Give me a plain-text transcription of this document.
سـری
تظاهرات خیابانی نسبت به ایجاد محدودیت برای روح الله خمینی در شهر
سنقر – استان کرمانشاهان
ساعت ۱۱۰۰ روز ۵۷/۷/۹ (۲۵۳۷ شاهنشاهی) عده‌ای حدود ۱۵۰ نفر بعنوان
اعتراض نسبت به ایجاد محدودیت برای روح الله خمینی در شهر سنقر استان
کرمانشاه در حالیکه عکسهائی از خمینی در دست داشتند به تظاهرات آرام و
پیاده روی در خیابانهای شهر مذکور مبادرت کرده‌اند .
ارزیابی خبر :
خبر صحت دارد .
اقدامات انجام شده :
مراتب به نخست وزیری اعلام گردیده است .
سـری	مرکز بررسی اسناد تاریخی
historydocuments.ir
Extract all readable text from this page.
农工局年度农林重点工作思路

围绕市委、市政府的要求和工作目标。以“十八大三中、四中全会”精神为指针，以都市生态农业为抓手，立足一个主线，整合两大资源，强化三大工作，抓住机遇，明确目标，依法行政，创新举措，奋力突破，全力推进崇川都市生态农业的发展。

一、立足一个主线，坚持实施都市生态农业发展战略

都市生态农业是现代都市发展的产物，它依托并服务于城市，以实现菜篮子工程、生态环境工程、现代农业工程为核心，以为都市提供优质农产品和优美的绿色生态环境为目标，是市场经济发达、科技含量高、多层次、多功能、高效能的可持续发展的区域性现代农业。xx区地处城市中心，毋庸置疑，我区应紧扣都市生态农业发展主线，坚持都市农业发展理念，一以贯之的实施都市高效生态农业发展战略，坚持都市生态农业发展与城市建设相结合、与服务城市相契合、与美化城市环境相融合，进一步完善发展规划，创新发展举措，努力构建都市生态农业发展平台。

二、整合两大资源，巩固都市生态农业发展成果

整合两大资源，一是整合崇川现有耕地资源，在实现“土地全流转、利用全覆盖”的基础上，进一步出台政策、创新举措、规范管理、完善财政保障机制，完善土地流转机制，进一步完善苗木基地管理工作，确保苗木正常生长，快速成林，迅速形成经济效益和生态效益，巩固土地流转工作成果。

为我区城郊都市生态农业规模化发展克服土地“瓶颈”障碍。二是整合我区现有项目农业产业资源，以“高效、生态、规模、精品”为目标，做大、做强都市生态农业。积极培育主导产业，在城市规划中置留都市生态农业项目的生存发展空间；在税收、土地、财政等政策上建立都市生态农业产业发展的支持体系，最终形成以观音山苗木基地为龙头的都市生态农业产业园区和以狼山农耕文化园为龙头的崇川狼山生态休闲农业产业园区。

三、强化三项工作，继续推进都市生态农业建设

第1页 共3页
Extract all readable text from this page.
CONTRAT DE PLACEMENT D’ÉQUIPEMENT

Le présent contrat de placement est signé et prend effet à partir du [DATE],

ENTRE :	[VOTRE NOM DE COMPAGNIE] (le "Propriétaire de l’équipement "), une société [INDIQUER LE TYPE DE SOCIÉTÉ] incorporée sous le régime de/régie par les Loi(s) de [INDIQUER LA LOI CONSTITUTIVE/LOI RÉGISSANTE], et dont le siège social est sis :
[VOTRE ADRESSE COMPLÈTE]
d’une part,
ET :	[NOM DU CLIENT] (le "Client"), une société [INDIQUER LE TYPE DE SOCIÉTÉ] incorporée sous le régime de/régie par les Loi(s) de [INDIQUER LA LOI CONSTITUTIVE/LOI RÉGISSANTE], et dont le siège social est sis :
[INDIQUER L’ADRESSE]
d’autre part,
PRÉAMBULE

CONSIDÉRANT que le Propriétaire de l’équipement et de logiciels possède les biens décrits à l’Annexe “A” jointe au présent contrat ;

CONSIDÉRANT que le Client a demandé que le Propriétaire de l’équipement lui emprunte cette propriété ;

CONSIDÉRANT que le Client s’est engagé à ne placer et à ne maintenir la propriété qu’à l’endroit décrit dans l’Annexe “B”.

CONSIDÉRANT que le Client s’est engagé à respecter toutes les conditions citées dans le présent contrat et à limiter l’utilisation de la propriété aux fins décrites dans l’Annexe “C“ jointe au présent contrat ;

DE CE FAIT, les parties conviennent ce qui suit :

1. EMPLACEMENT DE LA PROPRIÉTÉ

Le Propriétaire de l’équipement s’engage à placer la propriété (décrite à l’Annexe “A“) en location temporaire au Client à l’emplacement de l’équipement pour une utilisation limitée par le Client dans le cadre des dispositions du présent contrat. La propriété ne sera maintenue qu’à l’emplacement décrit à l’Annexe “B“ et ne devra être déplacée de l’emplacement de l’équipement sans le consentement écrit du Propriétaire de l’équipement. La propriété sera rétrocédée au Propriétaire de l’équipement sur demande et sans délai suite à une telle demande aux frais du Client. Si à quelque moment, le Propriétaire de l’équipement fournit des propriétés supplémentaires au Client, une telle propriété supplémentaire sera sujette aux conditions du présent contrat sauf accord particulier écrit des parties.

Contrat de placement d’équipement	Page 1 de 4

━━━━━━━━━━

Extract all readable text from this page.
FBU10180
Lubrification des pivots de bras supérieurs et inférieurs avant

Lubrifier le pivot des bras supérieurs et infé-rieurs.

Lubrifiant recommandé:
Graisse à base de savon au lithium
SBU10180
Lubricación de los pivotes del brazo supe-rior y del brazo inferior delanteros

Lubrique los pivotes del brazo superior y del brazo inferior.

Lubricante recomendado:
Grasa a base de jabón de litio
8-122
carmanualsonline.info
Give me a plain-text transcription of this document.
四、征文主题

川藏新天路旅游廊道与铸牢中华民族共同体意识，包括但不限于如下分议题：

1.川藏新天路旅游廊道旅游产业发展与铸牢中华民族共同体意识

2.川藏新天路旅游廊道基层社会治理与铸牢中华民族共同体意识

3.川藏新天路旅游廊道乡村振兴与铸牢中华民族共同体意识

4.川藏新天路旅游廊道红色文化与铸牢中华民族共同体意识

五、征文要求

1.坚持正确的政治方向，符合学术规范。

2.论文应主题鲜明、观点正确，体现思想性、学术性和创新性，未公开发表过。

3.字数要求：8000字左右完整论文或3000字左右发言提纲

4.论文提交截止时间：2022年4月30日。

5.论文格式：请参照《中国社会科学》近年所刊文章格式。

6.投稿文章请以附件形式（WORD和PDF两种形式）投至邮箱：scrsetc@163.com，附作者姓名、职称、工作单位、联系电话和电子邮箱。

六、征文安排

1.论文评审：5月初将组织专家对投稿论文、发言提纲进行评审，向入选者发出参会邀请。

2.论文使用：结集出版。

━━━━━━━━━━

- _Directive_:
State how many lines in the entries above include the word "inferior"; reply with the number alone.

- _Reply_:
2